Dataset items
* start *

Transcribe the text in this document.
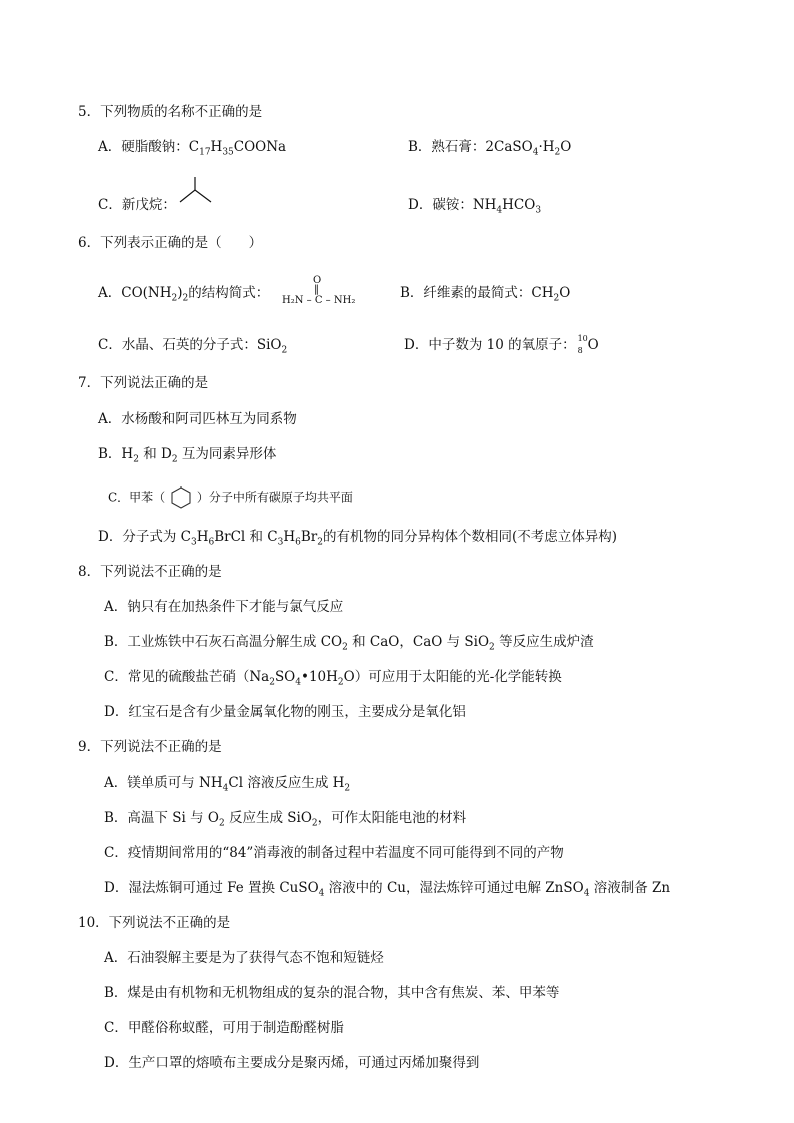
5．下列物质的名称不正确的是
A．硬脂酸钠：$C_{17}H_{35}COONa$	B．熟石膏：$2CaSO_4\cdot H_2O$
C．新戊烷：	D．碳铵：$NH_4HCO_3$
6．下列表示正确的是（　　）
A．$CO(NH_2)_2$的结构简式：
O
‖
H₂N – C – NH₂	B．纤维素的最简式：$CH_2O$
C．水晶、石英的分子式：SiO$_2$	D．中子数为 10 的氧原子： 10
8 O
7．下列说法正确的是
A．水杨酸和阿司匹林互为同系物
B．$H_2$ 和 $D_2$ 互为同素异形体
C．甲苯（	）分子中所有碳原子均共平面
D．分子式为 $C_3H_6BrCl$ 和 $C_3H_6Br_2$的有机物的同分异构体个数相同(不考虑立体异构)
8．下列说法不正确的是
A．钠只有在加热条件下才能与氯气反应
B．工业炼铁中石灰石高温分解生成 $CO_2$ 和 CaO，CaO 与 SiO$_2$ 等反应生成炉渣
C．常见的硫酸盐芒硝$(Na_2SO_4•10H_2O)$可应用于太阳能的光-化学能转换
D．红宝石是含有少量金属氧化物的刚玉，主要成分是氧化铝
9．下列说法不正确的是
A．镁单质可与 $NH_4Cl$ 溶液反应生成 $H_2$
B．高温下 Si 与 $O_2$ 反应生成 SiO$_2$，可作太阳能电池的材料
C．疫情期间常用的“84”消毒液的制备过程中若温度不同可能得到不同的产物
D．湿法炼铜可通过 Fe 置换 CuSO$_4$ 溶液中的 Cu，湿法炼锌可通过电解 ZnSO$_4$ 溶液制备 Zn
10．下列说法不正确的是
A．石油裂解主要是为了获得气态不饱和短链烃
B．煤是由有机物和无机物组成的复杂的混合物，其中含有焦炭、苯、甲苯等
C．甲醛俗称蚁醛，可用于制造酚醛树脂
D．生产口罩的熔喷布主要成分是聚丙烯，可通过丙烯加聚得到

* end *

Count every line in the entries above where the word "下列说法不正确的是" appears; respond with the number alone.

3